## AIM
Reproduce the records exactly.

[Begin DATA PROVIDED]

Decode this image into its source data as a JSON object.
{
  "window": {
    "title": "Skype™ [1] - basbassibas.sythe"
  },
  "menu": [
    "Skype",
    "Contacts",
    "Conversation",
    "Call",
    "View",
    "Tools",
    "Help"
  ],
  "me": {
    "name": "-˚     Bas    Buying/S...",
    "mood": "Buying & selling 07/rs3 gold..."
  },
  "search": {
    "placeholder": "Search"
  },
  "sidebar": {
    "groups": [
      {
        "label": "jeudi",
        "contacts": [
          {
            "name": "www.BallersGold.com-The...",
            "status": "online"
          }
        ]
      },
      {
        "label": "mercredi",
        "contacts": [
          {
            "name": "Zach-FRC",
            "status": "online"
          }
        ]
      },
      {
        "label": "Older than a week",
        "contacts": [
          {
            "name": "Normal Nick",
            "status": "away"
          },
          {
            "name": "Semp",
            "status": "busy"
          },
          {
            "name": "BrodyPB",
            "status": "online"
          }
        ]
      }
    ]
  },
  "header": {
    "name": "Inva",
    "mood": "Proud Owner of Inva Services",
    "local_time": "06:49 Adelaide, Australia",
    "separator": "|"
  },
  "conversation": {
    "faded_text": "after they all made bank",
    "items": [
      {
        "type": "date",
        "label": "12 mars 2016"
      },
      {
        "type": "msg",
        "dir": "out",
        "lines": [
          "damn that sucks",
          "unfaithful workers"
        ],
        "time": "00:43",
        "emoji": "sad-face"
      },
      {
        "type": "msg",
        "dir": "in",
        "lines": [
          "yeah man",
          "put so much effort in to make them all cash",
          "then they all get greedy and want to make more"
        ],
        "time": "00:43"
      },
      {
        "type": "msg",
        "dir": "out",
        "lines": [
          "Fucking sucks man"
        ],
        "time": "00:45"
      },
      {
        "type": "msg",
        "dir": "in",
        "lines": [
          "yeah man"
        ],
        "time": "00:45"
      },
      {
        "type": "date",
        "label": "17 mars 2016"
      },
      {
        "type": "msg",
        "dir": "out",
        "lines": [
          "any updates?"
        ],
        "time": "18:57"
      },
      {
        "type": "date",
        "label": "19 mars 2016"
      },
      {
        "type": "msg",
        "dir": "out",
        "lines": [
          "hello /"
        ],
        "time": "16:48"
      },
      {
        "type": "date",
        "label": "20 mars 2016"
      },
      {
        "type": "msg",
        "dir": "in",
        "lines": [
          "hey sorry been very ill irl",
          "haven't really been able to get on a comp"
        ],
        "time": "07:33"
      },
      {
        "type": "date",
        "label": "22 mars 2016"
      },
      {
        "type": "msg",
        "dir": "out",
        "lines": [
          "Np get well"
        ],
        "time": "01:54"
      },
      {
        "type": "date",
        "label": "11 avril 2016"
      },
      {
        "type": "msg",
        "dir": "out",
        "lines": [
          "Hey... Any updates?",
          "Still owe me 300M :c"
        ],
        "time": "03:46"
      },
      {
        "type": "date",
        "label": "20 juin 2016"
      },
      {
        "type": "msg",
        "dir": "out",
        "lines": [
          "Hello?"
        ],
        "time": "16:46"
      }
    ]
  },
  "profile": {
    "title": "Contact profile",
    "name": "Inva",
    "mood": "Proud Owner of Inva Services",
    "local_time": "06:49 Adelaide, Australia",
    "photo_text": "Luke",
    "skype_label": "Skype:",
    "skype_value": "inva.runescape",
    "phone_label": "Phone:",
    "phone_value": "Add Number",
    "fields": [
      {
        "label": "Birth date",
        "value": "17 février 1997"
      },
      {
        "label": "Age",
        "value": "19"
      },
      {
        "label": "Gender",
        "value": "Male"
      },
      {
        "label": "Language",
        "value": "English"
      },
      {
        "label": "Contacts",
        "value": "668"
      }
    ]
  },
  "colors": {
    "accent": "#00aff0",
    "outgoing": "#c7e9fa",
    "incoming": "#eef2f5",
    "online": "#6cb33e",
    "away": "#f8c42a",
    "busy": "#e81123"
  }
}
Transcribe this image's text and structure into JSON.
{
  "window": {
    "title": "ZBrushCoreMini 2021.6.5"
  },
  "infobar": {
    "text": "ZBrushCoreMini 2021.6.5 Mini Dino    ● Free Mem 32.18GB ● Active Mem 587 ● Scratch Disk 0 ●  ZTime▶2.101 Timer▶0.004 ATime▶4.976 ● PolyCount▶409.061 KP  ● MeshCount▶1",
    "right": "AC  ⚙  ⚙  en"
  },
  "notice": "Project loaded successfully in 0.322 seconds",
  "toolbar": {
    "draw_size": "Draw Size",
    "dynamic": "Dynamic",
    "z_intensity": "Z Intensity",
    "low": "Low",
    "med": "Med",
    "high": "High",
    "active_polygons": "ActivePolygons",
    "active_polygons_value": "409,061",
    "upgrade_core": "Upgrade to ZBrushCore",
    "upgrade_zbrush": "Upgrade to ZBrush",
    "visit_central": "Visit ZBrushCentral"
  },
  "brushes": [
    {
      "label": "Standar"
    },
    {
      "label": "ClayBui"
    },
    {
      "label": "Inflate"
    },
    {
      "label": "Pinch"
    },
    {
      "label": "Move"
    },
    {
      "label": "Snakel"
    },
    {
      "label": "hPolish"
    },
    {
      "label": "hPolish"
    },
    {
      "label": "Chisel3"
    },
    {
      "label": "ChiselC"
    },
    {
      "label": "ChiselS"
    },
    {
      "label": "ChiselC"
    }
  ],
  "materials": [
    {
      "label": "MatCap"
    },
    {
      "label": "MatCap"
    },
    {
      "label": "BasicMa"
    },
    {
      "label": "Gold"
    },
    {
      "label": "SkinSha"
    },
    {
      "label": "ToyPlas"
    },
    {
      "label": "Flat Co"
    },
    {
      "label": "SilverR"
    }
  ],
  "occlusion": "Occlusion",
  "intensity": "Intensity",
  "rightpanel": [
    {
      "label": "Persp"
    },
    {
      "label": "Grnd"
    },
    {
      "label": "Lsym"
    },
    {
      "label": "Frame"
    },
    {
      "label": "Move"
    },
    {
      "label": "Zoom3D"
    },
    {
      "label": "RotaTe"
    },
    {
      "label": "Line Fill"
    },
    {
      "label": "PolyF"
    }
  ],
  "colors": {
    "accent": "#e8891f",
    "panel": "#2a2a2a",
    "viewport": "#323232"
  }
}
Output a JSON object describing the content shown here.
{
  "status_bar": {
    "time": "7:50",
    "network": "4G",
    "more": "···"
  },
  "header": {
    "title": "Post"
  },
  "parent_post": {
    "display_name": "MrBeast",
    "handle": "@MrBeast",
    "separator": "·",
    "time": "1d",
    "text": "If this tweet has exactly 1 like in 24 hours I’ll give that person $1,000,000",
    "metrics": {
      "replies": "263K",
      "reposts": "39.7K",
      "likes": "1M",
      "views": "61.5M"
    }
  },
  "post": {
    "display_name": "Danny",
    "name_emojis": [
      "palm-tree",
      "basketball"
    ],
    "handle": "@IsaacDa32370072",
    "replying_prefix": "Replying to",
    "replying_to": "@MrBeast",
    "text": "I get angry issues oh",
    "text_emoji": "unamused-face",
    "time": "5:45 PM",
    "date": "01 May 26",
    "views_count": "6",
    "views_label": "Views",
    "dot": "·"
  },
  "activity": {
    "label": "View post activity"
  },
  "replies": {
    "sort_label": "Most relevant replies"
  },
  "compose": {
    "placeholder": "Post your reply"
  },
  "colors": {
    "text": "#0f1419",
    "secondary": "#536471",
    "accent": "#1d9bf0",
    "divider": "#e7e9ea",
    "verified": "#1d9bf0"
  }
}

[End DATA PROVIDED]

## RESULT
Decode this image into its source data as a JSON object.
{
  "window": {
    "title": "Skype™ [1] - basbassibas.sythe"
  },
  "menu": [
    "Skype",
    "Contacts",
    "Conversation",
    "Call",
    "View",
    "Tools",
    "Help"
  ],
  "me": {
    "name": "-˚     Bas    Buying/S...",
    "mood": "Buying & selling 07/rs3 gold..."
  },
  "search": {
    "placeholder": "Search"
  },
  "sidebar": {
    "groups": [
      {
        "label": "jeudi",
        "contacts": [
          {
            "name": "www.BallersGold.com-The...",
            "status": "online"
          }
        ]
      },
      {
        "label": "mercredi",
        "contacts": [
          {
            "name": "Zach-FRC",
            "status": "online"
          }
        ]
      },
      {
        "label": "Older than a week",
        "contacts": [
          {
            "name": "Normal Nick",
            "status": "away"
          },
          {
            "name": "Semp",
            "status": "busy"
          },
          {
            "name": "BrodyPB",
            "status": "online"
          }
        ]
      }
    ]
  },
  "header": {
    "name": "Inva",
    "mood": "Proud Owner of Inva Services",
    "local_time": "06:49 Adelaide, Australia",
    "separator": "|"
  },
  "conversation": {
    "faded_text": "after they all made bank",
    "items": [
      {
        "type": "date",
        "label": "12 mars 2016"
      },
      {
        "type": "msg",
        "dir": "out",
        "lines": [
          "damn that sucks",
          "unfaithful workers"
        ],
        "time": "00:43",
        "emoji": "sad-face"
      },
      {
        "type": "msg",
        "dir": "in",
        "lines": [
          "yeah man",
          "put so much effort in to make them all cash",
          "then they all get greedy and want to make more"
        ],
        "time": "00:43"
      },
      {
        "type": "msg",
        "dir": "out",
        "lines": [
          "Fucking sucks man"
        ],
        "time": "00:45"
      },
      {
        "type": "msg",
        "dir": "in",
        "lines": [
          "yeah man"
        ],
        "time": "00:45"
      },
      {
        "type": "date",
        "label": "17 mars 2016"
      },
      {
        "type": "msg",
        "dir": "out",
        "lines": [
          "any updates?"
        ],
        "time": "18:57"
      },
      {
        "type": "date",
        "label": "19 mars 2016"
      },
      {
        "type": "msg",
        "dir": "out",
        "lines": [
          "hello /"
        ],
        "time": "16:48"
      },
      {
        "type": "date",
        "label": "20 mars 2016"
      },
      {
        "type": "msg",
        "dir": "in",
        "lines": [
          "hey sorry been very ill irl",
          "haven't really been able to get on a comp"
        ],
        "time": "07:33"
      },
      {
        "type": "date",
        "label": "22 mars 2016"
      },
      {
        "type": "msg",
        "dir": "out",
        "lines": [
          "Np get well"
        ],
        "time": "01:54"
      },
      {
        "type": "date",
        "label": "11 avril 2016"
      },
      {
        "type": "msg",
        "dir": "out",
        "lines": [
          "Hey... Any updates?",
          "Still owe me 300M :c"
        ],
        "time": "03:46"
      },
      {
        "type": "date",
        "label": "20 juin 2016"
      },
      {
        "type": "msg",
        "dir": "out",
        "lines": [
          "Hello?"
        ],
        "time": "16:46"
      }
    ]
  },
  "profile": {
    "title": "Contact profile",
    "name": "Inva",
    "mood": "Proud Owner of Inva Services",
    "local_time": "06:49 Adelaide, Australia",
    "photo_text": "Luke",
    "skype_label": "Skype:",
    "skype_value": "inva.runescape",
    "phone_label": "Phone:",
    "phone_value": "Add Number",
    "fields": [
      {
        "label": "Birth date",
        "value": "17 février 1997"
      },
      {
        "label": "Age",
        "value": "19"
      },
      {
        "label": "Gender",
        "value": "Male"
      },
      {
        "label": "Language",
        "value": "English"
      },
      {
        "label": "Contacts",
        "value": "668"
      }
    ]
  },
  "colors": {
    "accent": "#00aff0",
    "outgoing": "#c7e9fa",
    "incoming": "#eef2f5",
    "online": "#6cb33e",
    "away": "#f8c42a",
    "busy": "#e81123"
  }
}
Transcribe this image's text and structure into JSON.
{
  "window": {
    "title": "ZBrushCoreMini 2021.6.5"
  },
  "infobar": {
    "text": "ZBrushCoreMini 2021.6.5 Mini Dino    ● Free Mem 32.18GB ● Active Mem 587 ● Scratch Disk 0 ●  ZTime▶2.101 Timer▶0.004 ATime▶4.976 ● PolyCount▶409.061 KP  ● MeshCount▶1",
    "right": "AC  ⚙  ⚙  en"
  },
  "notice": "Project loaded successfully in 0.322 seconds",
  "toolbar": {
    "draw_size": "Draw Size",
    "dynamic": "Dynamic",
    "z_intensity": "Z Intensity",
    "low": "Low",
    "med": "Med",
    "high": "High",
    "active_polygons": "ActivePolygons",
    "active_polygons_value": "409,061",
    "upgrade_core": "Upgrade to ZBrushCore",
    "upgrade_zbrush": "Upgrade to ZBrush",
    "visit_central": "Visit ZBrushCentral"
  },
  "brushes": [
    {
      "label": "Standar"
    },
    {
      "label": "ClayBui"
    },
    {
      "label": "Inflate"
    },
    {
      "label": "Pinch"
    },
    {
      "label": "Move"
    },
    {
      "label": "Snakel"
    },
    {
      "label": "hPolish"
    },
    {
      "label": "hPolish"
    },
    {
      "label": "Chisel3"
    },
    {
      "label": "ChiselC"
    },
    {
      "label": "ChiselS"
    },
    {
      "label": "ChiselC"
    }
  ],
  "materials": [
    {
      "label": "MatCap"
    },
    {
      "label": "MatCap"
    },
    {
      "label": "BasicMa"
    },
    {
      "label": "Gold"
    },
    {
      "label": "SkinSha"
    },
    {
      "label": "ToyPlas"
    },
    {
      "label": "Flat Co"
    },
    {
      "label": "SilverR"
    }
  ],
  "occlusion": "Occlusion",
  "intensity": "Intensity",
  "rightpanel": [
    {
      "label": "Persp"
    },
    {
      "label": "Grnd"
    },
    {
      "label": "Lsym"
    },
    {
      "label": "Frame"
    },
    {
      "label": "Move"
    },
    {
      "label": "Zoom3D"
    },
    {
      "label": "RotaTe"
    },
    {
      "label": "Line Fill"
    },
    {
      "label": "PolyF"
    }
  ],
  "colors": {
    "accent": "#e8891f",
    "panel": "#2a2a2a",
    "viewport": "#323232"
  }
}
Output a JSON object describing the content shown here.
{
  "status_bar": {
    "time": "7:50",
    "network": "4G",
    "more": "···"
  },
  "header": {
    "title": "Post"
  },
  "parent_post": {
    "display_name": "MrBeast",
    "handle": "@MrBeast",
    "separator": "·",
    "time": "1d",
    "text": "If this tweet has exactly 1 like in 24 hours I’ll give that person $1,000,000",
    "metrics": {
      "replies": "263K",
      "reposts": "39.7K",
      "likes": "1M",
      "views": "61.5M"
    }
  },
  "post": {
    "display_name": "Danny",
    "name_emojis": [
      "palm-tree",
      "basketball"
    ],
    "handle": "@IsaacDa32370072",
    "replying_prefix": "Replying to",
    "replying_to": "@MrBeast",
    "text": "I get angry issues oh",
    "text_emoji": "unamused-face",
    "time": "5:45 PM",
    "date": "01 May 26",
    "views_count": "6",
    "views_label": "Views",
    "dot": "·"
  },
  "activity": {
    "label": "View post activity"
  },
  "replies": {
    "sort_label": "Most relevant replies"
  },
  "compose": {
    "placeholder": "Post your reply"
  },
  "colors": {
    "text": "#0f1419",
    "secondary": "#536471",
    "accent": "#1d9bf0",
    "divider": "#e7e9ea",
    "verified": "#1d9bf0"
  }
}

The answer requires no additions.